● **Source data**
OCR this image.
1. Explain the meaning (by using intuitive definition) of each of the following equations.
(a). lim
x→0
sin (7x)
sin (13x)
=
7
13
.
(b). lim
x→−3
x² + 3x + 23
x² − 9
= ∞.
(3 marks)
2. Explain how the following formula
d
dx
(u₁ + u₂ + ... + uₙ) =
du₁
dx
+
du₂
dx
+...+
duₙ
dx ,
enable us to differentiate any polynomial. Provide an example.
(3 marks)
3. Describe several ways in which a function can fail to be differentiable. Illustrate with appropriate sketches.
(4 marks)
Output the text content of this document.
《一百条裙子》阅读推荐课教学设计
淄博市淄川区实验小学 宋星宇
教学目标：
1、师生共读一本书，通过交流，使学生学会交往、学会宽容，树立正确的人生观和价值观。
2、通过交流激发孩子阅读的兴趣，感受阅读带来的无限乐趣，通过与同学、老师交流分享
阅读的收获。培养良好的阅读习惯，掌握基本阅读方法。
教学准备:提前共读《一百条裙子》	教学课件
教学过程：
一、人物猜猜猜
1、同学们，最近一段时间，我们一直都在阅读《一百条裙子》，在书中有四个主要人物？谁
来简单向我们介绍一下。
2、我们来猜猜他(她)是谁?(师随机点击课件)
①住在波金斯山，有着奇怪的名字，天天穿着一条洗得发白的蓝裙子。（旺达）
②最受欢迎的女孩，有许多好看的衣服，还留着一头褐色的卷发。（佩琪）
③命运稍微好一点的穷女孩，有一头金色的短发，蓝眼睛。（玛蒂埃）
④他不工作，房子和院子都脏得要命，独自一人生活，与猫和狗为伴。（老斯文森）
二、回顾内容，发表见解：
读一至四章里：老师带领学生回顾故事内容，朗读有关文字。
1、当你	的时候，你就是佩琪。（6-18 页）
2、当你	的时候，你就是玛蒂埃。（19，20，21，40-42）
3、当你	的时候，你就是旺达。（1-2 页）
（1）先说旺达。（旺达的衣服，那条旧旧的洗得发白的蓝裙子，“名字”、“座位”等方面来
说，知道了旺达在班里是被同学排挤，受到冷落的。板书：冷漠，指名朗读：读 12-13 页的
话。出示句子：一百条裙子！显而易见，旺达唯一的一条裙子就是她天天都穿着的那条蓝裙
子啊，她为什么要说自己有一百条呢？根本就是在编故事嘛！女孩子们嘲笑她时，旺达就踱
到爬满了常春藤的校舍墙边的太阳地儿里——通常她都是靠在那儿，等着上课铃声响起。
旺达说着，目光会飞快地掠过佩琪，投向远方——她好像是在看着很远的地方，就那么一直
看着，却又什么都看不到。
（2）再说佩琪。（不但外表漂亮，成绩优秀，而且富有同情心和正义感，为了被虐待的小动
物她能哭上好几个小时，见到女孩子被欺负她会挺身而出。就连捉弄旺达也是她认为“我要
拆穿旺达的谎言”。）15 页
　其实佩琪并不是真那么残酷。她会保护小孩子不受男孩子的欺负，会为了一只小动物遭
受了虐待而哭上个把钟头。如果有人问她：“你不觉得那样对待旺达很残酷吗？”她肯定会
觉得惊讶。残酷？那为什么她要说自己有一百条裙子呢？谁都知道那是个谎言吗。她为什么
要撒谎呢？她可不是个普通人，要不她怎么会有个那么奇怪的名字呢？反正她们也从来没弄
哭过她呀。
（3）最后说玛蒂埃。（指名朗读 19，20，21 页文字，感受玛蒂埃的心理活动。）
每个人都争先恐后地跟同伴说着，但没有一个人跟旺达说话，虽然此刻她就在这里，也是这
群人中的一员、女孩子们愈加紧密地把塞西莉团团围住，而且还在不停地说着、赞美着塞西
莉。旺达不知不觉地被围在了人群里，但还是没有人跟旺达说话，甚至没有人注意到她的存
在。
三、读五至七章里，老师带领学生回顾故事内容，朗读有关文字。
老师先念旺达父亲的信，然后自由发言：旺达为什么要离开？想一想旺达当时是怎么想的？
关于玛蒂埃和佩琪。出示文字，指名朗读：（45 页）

● **What this task involves**
Copy all data exactly, start to finish.

● **Solution to the problem**
OCR this image.
1. Explain the meaning (by using intuitive definition) of each of the following equations.
(a). lim
x→0
sin (7x)
sin (13x)
=
7
13
.
(b). lim
x→−3
x² + 3x + 23
x² − 9
= ∞.
(3 marks)
2. Explain how the following formula
d
dx
(u₁ + u₂ + ... + uₙ) =
du₁
dx
+
du₂
dx
+...+
duₙ
dx ,
enable us to differentiate any polynomial. Provide an example.
(3 marks)
3. Describe several ways in which a function can fail to be differentiable. Illustrate with appropriate sketches.
(4 marks)
Output the text content of this document.
《一百条裙子》阅读推荐课教学设计
淄博市淄川区实验小学 宋星宇
教学目标：
1、师生共读一本书，通过交流，使学生学会交往、学会宽容，树立正确的人生观和价值观。
2、通过交流激发孩子阅读的兴趣，感受阅读带来的无限乐趣，通过与同学、老师交流分享
阅读的收获。培养良好的阅读习惯，掌握基本阅读方法。
教学准备:提前共读《一百条裙子》	教学课件
教学过程：
一、人物猜猜猜
1、同学们，最近一段时间，我们一直都在阅读《一百条裙子》，在书中有四个主要人物？谁
来简单向我们介绍一下。
2、我们来猜猜他(她)是谁?(师随机点击课件)
①住在波金斯山，有着奇怪的名字，天天穿着一条洗得发白的蓝裙子。（旺达）
②最受欢迎的女孩，有许多好看的衣服，还留着一头褐色的卷发。（佩琪）
③命运稍微好一点的穷女孩，有一头金色的短发，蓝眼睛。（玛蒂埃）
④他不工作，房子和院子都脏得要命，独自一人生活，与猫和狗为伴。（老斯文森）
二、回顾内容，发表见解：
读一至四章里：老师带领学生回顾故事内容，朗读有关文字。
1、当你	的时候，你就是佩琪。（6-18 页）
2、当你	的时候，你就是玛蒂埃。（19，20，21，40-42）
3、当你	的时候，你就是旺达。（1-2 页）
（1）先说旺达。（旺达的衣服，那条旧旧的洗得发白的蓝裙子，“名字”、“座位”等方面来
说，知道了旺达在班里是被同学排挤，受到冷落的。板书：冷漠，指名朗读：读 12-13 页的
话。出示句子：一百条裙子！显而易见，旺达唯一的一条裙子就是她天天都穿着的那条蓝裙
子啊，她为什么要说自己有一百条呢？根本就是在编故事嘛！女孩子们嘲笑她时，旺达就踱
到爬满了常春藤的校舍墙边的太阳地儿里——通常她都是靠在那儿，等着上课铃声响起。
旺达说着，目光会飞快地掠过佩琪，投向远方——她好像是在看着很远的地方，就那么一直
看着，却又什么都看不到。
（2）再说佩琪。（不但外表漂亮，成绩优秀，而且富有同情心和正义感，为了被虐待的小动
物她能哭上好几个小时，见到女孩子被欺负她会挺身而出。就连捉弄旺达也是她认为“我要
拆穿旺达的谎言”。）15 页
　其实佩琪并不是真那么残酷。她会保护小孩子不受男孩子的欺负，会为了一只小动物遭
受了虐待而哭上个把钟头。如果有人问她：“你不觉得那样对待旺达很残酷吗？”她肯定会
觉得惊讶。残酷？那为什么她要说自己有一百条裙子呢？谁都知道那是个谎言吗。她为什么
要撒谎呢？她可不是个普通人，要不她怎么会有个那么奇怪的名字呢？反正她们也从来没弄
哭过她呀。
（3）最后说玛蒂埃。（指名朗读 19，20，21 页文字，感受玛蒂埃的心理活动。）
每个人都争先恐后地跟同伴说着，但没有一个人跟旺达说话，虽然此刻她就在这里，也是这
群人中的一员、女孩子们愈加紧密地把塞西莉团团围住，而且还在不停地说着、赞美着塞西
莉。旺达不知不觉地被围在了人群里，但还是没有人跟旺达说话，甚至没有人注意到她的存
在。
三、读五至七章里，老师带领学生回顾故事内容，朗读有关文字。
老师先念旺达父亲的信，然后自由发言：旺达为什么要离开？想一想旺达当时是怎么想的？
关于玛蒂埃和佩琪。出示文字，指名朗读：（45 页）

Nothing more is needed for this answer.